▸ TASK PROMPT:
Scan the entries and tally the lines that include the string "higher". Reply with the figure alone.

Dataset entries:
____

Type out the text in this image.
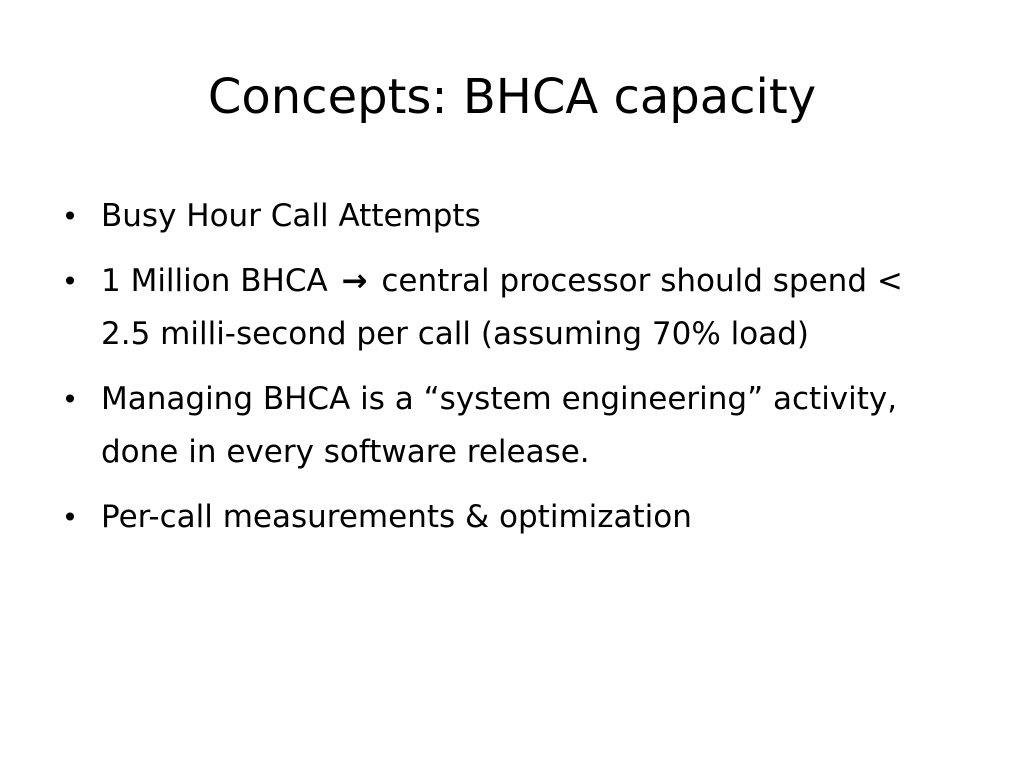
Concepts: BHCA capacity
• Busy Hour Call Attempts
• 1 Million BHCA → central processor should spend < 2.5 milli-second per call (assuming 70% load)
• Managing BHCA is a “system engineering” activity, done in every software release.
• Per-call measurements & optimization
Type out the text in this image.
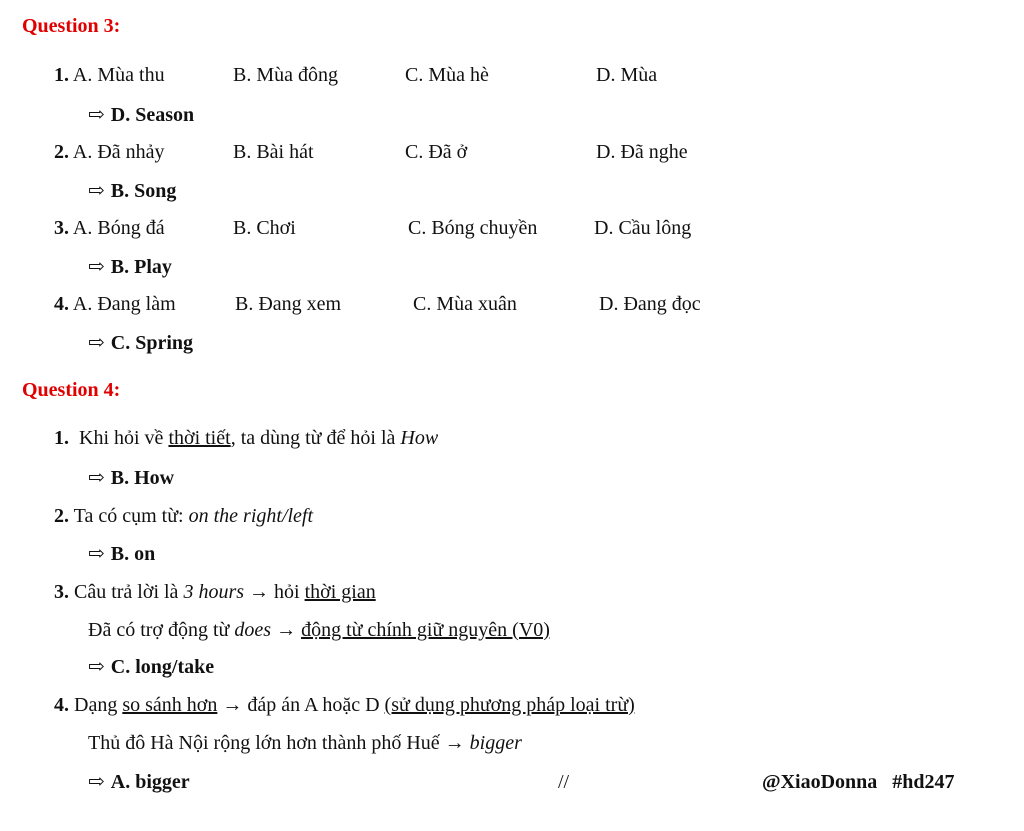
Question 3:
1. A. Mùa thu	B. Mùa đông	C. Mùa hè	D. Mùa
⇨ D. Season
2. A. Đã nhảy	B. Bài hát	C. Đã ở	D. Đã nghe
⇨ B. Song
3. A. Bóng đá	B. Chơi	C. Bóng chuyền	D. Cầu lông
⇨ B. Play
4. A. Đang làm	B. Đang xem	C. Mùa xuân	D. Đang đọc
⇨ C. Spring
Question 4:
1. Khi hỏi về thời tiết, ta dùng từ để hỏi là How
⇨ B. How
2. Ta có cụm từ: on the right/left
⇨ B. on
3. Câu trả lời là 3 hours → hỏi thời gian
Đã có trợ động từ does → động từ chính giữ nguyên (V0)
⇨ C. long/take
4. Dạng so sánh hơn → đáp án A hoặc D (sử dụng phương pháp loại trừ)
Thủ đô Hà Nội rộng lớn hơn thành phố Huế → bigger
⇨ A. bigger	//	@XiaoDonna   #hd247
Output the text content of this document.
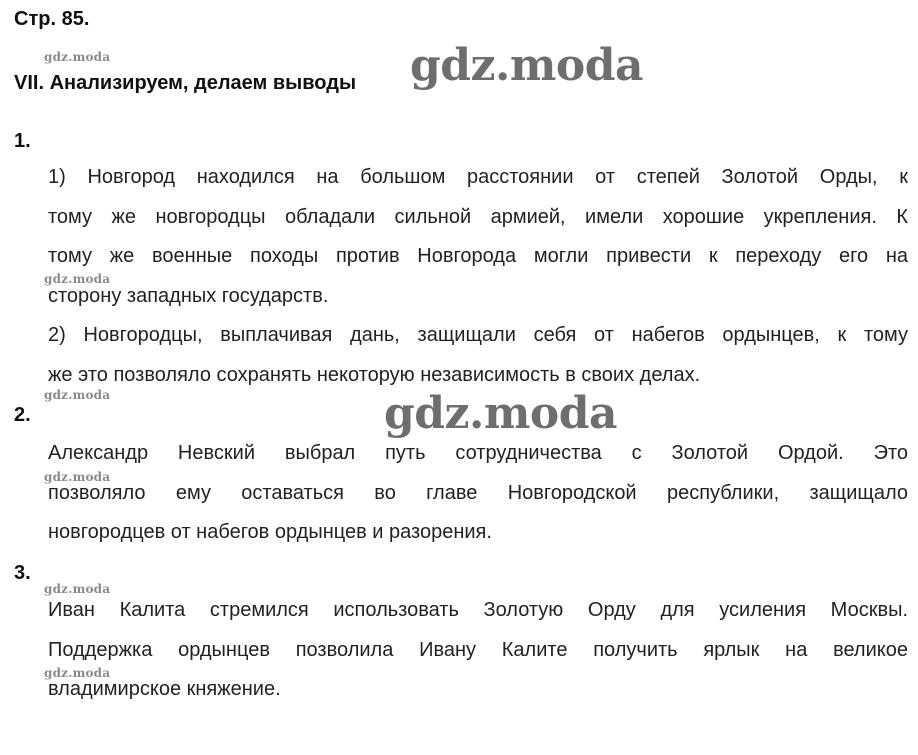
Стр. 85.
gdz.moda
VII. Анализируем, делаем выводы gdz.moda
1.
1) Новгород находился на большом расстоянии от степей Золотой Орды, к
тому же новгородцы обладали сильной армией, имели хорошие укрепления. К
тому же военные походы против Новгорода могли привести к переходу его на
сторону западных государств.
gdz.moda
2) Новгородцы, выплачивая дань, защищали себя от набегов ордынцев, к тому
же это позволяло сохранять некоторую независимость в своих делах.
2.
gdz.moda	gdz.moda
Александр Невский выбрал путь сотрудничества с Золотой Ордой. Это
позволяло ему оставаться во главе Новгородской республики, защищало
новгородцев от набегов ордынцев и разорения.
gdz.moda
3.
gdz.moda
Иван Калита стремился использовать Золотую Орду для усиления Москвы.
Поддержка ордынцев позволила Ивану Калите получить ярлык на великое
владимирское княжение.
gdz.moda
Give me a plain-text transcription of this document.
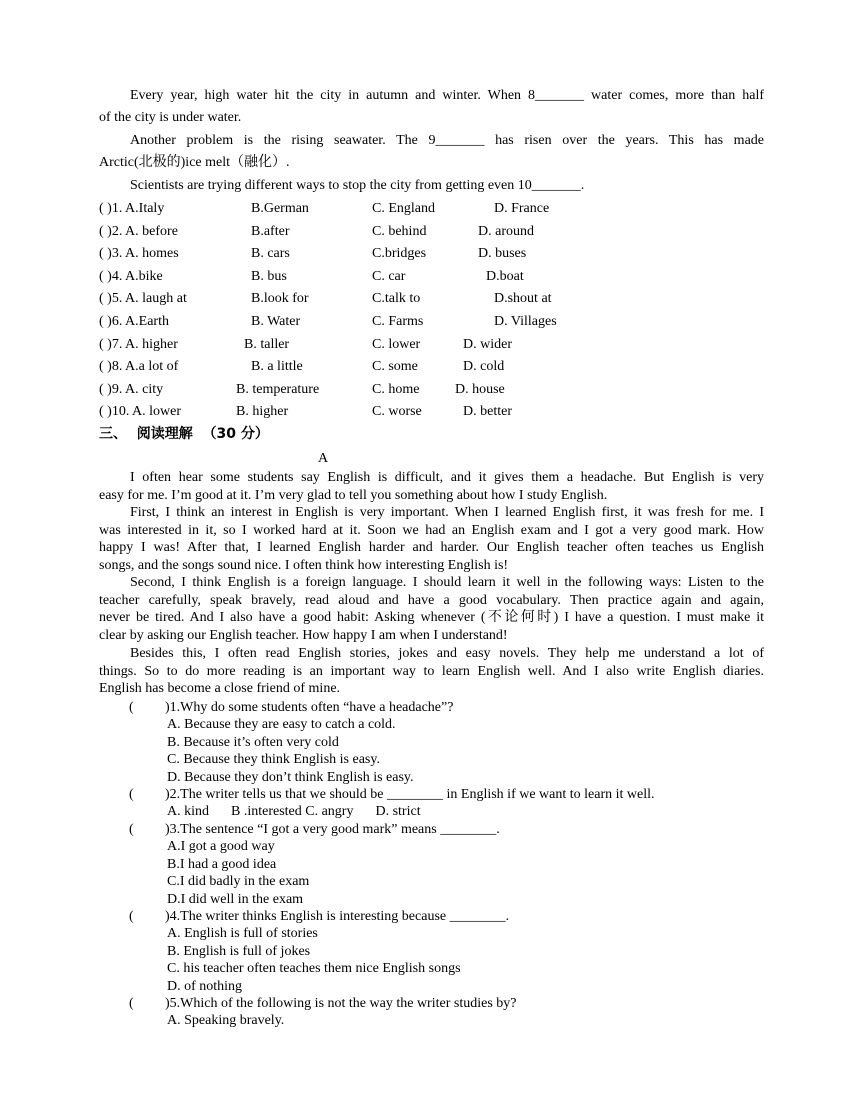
Every year, high water hit the city in autumn and winter. When 8_______ water comes, more than half
of the city is under water.
Another problem is the rising seawater. The 9_______ has risen over the years. This has made
Arctic(北极的)ice melt（融化）.
Scientists are trying different ways to stop the city from getting even 10_______.
( )1. A.Italy	B.German	C. England	D. France
( )2. A. before	B.after	C. behind	D. around
( )3. A. homes	B. cars	C.bridges	D. buses
( )4. A.bike	B. bus	C. car	D.boat
( )5. A. laugh at	B.look for	C.talk to	D.shout at
( )6. A.Earth	B. Water	C. Farms	D. Villages
( )7. A. higher	B. taller	C. lower	D. wider
( )8. A.a lot of	B. a little	C. some	D. cold
( )9. A. city	B. temperature	C. home	D. house
( )10. A. lower	B. higher	C. worse	D. better
三、  阅读理解  （30 分）
A
I often hear some students say English is difficult, and it gives them a headache. But English is very
easy for me. I’m good at it. I’m very glad to tell you something about how I study English.
First, I think an interest in English is very important. When I learned English first, it was fresh for me. I
was interested in it, so I worked hard at it. Soon we had an English exam and I got a very good mark. How
happy I was! After that, I learned English harder and harder. Our English teacher often teaches us English
songs, and the songs sound nice. I often think how interesting English is!
Second, I think English is a foreign language. I should learn it well in the following ways: Listen to the
teacher carefully, speak bravely, read aloud and have a good vocabulary. Then practice again and again,
never be tired. And I also have a good habit: Asking whenever (不论何时) I have a question. I must make it
clear by asking our English teacher. How happy I am when I understand!
Besides this, I often read English stories, jokes and easy novels. They help me understand a lot of
things. So to do more reading is an important way to learn English well. And I also write English diaries.
English has become a close friend of mine.
( )1.Why do some students often “have a headache”?
A. Because they are easy to catch a cold.
B. Because it’s often very cold
C. Because they think English is easy.
D. Because they don’t think English is easy.
( )2.The writer tells us that we should be ________ in English if we want to learn it well.
A. kind B .interested C. angry D. strict
( )3.The sentence “I got a very good mark” means ________.
A.I got a good way
B.I had a good idea
C.I did badly in the exam
D.I did well in the exam
( )4.The writer thinks English is interesting because ________.
A. English is full of stories
B. English is full of jokes
C. his teacher often teaches them nice English songs
D. of nothing
( )5.Which of the following is not the way the writer studies by?
A. Speaking bravely.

____

▸ RESULT OF THIS TASK:
2